### Material
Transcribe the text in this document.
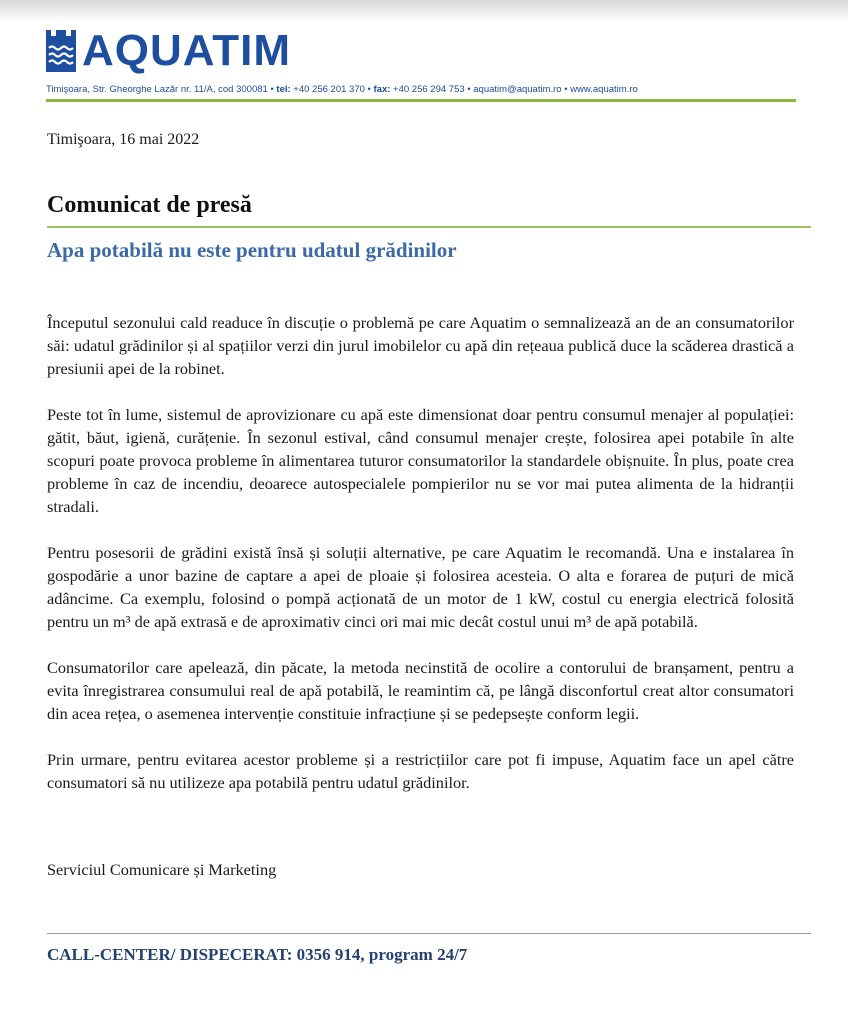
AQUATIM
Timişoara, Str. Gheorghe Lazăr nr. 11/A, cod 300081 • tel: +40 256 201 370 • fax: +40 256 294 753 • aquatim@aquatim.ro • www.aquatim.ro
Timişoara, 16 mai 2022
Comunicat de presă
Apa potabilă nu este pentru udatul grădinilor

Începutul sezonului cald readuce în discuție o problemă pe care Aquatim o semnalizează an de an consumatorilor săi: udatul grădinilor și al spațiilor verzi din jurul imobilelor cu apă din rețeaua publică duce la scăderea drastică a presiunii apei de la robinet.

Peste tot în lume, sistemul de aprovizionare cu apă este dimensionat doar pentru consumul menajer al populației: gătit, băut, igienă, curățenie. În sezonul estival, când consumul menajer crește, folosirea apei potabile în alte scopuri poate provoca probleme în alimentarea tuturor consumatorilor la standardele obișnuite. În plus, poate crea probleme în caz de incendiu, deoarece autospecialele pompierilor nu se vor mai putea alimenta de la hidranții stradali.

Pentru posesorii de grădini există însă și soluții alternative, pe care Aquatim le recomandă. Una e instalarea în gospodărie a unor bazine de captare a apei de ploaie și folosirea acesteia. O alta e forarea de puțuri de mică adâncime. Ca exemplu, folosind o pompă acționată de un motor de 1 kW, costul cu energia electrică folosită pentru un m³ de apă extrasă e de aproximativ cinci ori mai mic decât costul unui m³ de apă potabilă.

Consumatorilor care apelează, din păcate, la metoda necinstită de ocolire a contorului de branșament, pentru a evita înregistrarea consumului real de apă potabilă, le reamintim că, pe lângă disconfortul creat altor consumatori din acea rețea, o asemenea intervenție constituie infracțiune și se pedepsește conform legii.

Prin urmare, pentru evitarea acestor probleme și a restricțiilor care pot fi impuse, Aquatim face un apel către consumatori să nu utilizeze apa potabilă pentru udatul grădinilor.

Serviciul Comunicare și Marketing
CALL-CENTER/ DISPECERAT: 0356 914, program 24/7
==
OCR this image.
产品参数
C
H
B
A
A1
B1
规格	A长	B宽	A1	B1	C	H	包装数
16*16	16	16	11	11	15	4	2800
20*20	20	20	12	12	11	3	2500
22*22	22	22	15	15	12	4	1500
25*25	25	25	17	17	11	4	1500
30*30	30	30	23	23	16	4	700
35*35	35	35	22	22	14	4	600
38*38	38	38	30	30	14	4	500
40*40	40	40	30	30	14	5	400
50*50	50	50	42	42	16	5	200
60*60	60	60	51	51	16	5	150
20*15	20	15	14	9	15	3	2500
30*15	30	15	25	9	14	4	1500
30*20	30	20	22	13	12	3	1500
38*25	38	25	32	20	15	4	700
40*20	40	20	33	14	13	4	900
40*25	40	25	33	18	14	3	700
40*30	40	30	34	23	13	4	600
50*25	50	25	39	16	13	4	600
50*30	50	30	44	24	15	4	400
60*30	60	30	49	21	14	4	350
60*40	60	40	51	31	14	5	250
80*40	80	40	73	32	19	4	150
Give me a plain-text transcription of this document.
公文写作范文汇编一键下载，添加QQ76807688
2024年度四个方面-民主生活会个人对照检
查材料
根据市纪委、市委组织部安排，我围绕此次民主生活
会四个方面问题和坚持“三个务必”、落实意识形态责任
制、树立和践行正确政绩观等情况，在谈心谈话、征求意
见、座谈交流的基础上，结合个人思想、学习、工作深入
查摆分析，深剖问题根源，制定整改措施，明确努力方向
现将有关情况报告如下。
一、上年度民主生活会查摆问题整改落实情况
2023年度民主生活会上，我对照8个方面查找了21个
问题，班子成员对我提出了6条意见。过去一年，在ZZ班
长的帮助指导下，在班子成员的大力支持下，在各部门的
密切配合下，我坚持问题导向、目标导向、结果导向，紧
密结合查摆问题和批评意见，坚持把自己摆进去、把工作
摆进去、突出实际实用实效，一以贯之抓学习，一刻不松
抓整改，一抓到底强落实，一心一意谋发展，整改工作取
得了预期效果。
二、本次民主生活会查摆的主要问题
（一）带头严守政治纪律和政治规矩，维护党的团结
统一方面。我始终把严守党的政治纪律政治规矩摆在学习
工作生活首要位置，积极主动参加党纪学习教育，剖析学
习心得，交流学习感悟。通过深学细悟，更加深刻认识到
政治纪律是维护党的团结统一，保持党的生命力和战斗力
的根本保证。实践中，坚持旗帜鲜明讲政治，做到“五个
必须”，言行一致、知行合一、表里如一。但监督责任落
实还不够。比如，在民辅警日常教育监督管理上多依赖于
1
--
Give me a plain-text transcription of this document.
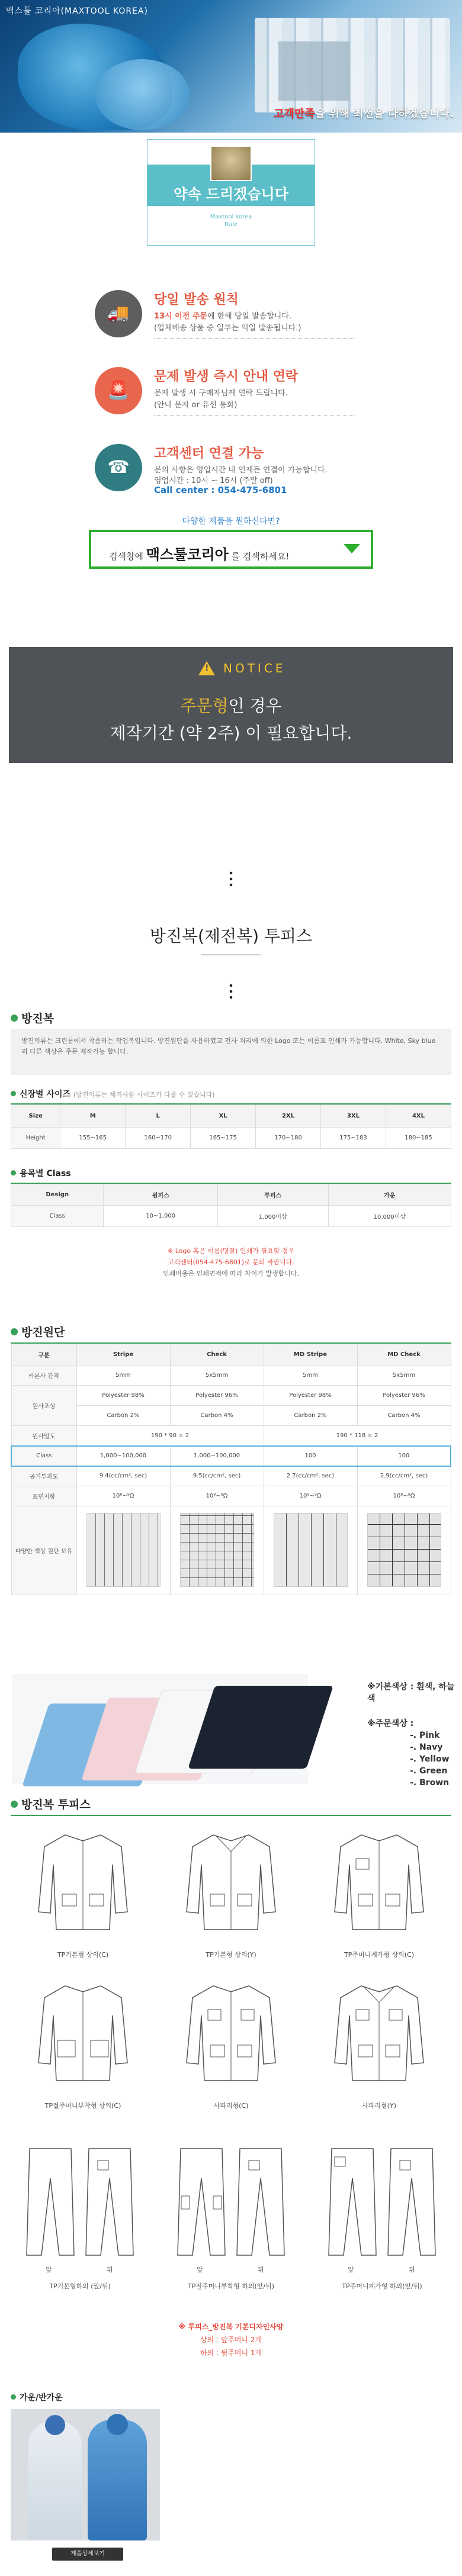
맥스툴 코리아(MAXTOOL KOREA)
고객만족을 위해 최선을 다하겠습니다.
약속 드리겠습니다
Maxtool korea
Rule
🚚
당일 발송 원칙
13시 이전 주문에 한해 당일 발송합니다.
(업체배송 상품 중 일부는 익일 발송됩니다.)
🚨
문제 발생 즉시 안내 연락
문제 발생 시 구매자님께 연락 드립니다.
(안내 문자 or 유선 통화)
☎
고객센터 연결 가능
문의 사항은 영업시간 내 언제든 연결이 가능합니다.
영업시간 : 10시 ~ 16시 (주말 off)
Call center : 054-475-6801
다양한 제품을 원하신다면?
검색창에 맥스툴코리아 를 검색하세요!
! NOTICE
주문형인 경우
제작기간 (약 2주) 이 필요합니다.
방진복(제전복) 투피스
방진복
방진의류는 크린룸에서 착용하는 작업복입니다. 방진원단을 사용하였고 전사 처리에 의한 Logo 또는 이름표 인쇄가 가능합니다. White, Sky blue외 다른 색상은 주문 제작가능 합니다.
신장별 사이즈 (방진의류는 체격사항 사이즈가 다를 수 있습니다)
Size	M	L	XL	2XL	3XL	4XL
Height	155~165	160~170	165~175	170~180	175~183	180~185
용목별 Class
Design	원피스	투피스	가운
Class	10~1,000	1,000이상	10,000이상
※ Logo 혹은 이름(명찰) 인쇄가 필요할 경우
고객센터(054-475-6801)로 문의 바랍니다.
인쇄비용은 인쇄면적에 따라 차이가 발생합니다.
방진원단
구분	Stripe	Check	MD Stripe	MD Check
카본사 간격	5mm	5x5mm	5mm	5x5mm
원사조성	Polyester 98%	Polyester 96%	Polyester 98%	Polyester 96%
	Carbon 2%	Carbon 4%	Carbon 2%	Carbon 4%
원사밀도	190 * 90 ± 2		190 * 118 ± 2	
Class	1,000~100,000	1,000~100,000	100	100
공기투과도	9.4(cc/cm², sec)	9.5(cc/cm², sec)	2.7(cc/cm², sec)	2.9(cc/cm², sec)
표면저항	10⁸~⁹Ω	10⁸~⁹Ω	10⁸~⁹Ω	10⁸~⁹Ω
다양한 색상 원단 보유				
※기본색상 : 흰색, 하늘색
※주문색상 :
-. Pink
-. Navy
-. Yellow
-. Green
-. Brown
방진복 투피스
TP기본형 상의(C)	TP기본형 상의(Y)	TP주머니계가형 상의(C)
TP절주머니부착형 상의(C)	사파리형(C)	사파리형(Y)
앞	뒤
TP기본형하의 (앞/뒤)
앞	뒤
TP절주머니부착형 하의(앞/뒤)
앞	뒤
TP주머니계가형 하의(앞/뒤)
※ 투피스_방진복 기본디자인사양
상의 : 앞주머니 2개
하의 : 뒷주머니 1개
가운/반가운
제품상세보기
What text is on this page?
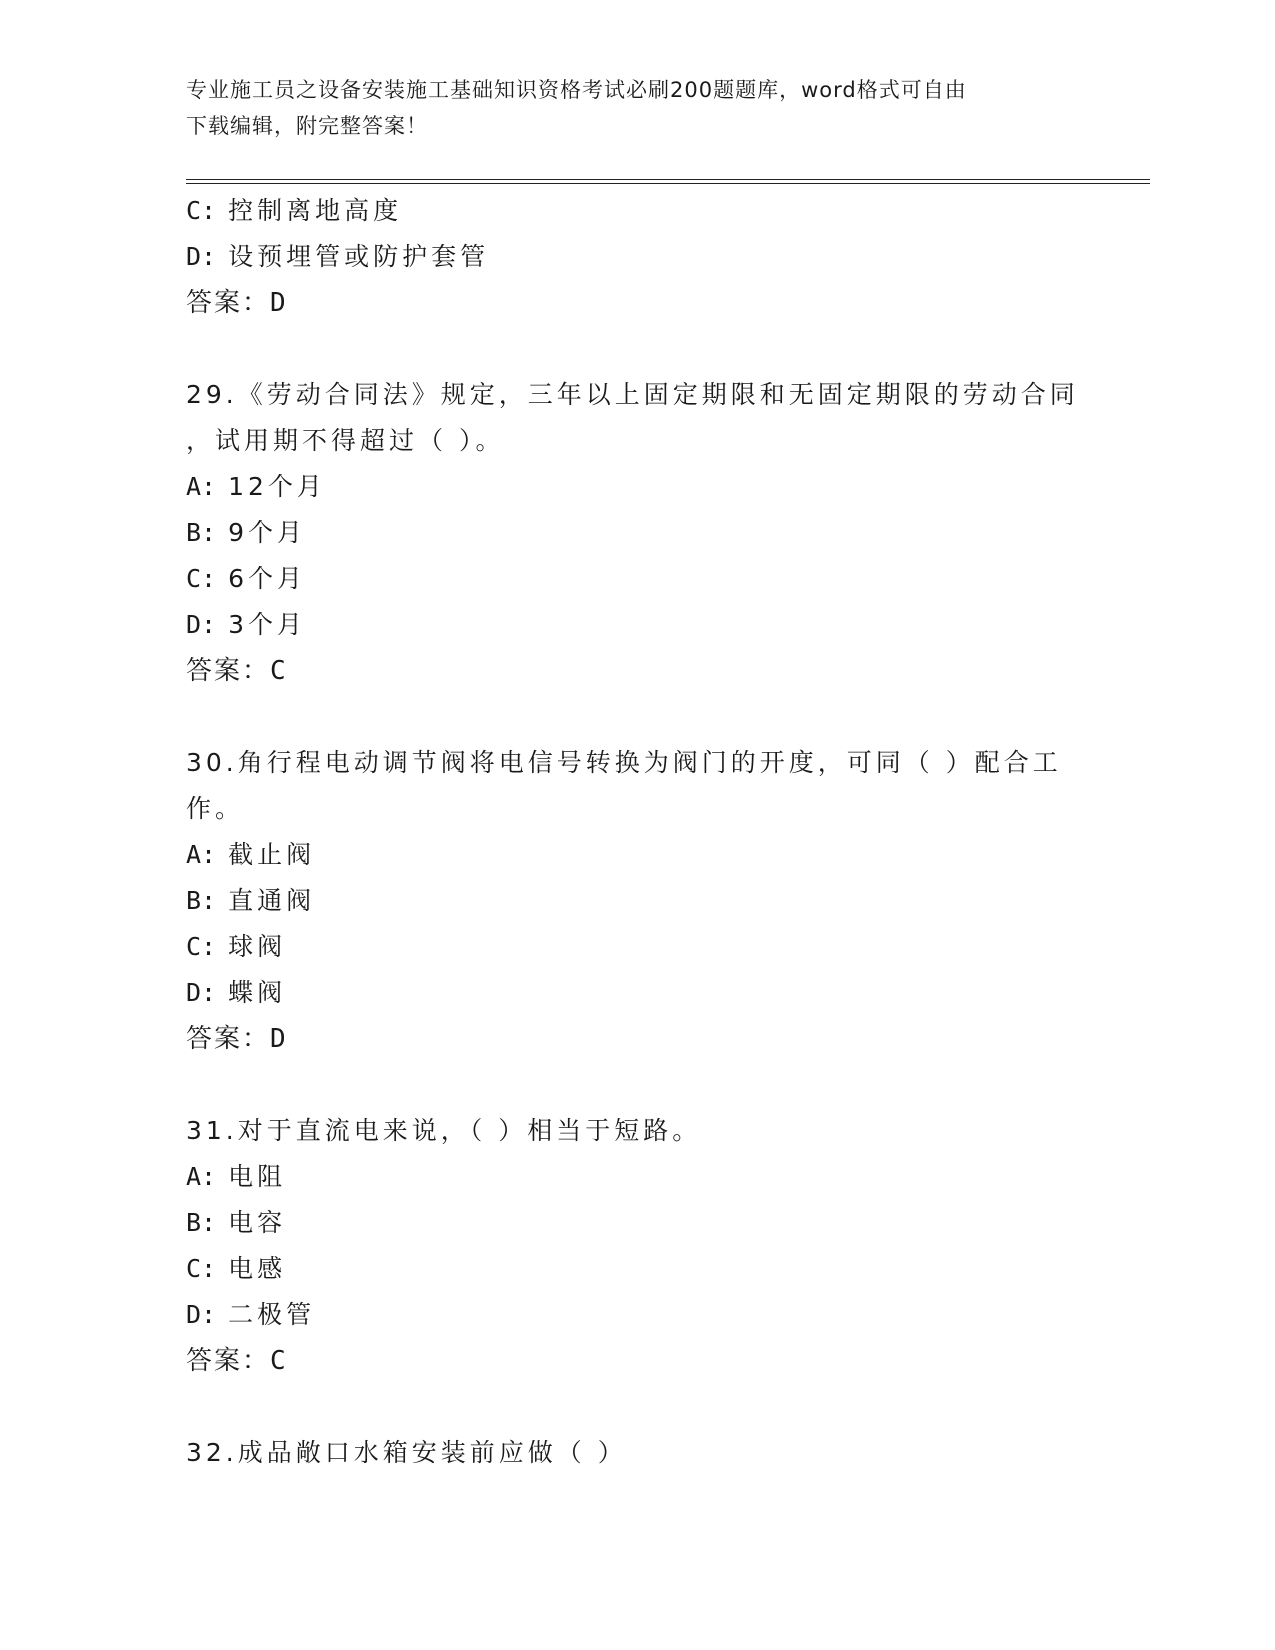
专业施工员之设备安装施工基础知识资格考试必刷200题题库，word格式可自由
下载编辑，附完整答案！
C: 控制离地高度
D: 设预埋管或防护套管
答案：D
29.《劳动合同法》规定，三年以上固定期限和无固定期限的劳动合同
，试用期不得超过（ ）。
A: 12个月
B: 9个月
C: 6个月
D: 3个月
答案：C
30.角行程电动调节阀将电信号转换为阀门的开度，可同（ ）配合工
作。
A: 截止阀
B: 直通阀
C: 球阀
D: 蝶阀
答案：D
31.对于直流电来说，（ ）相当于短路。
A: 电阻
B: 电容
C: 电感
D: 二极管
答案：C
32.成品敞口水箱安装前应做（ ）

### Instruction
Going through the entries above, report how many lines include the string "probleme". The number alone is the answer.

### Written solution
2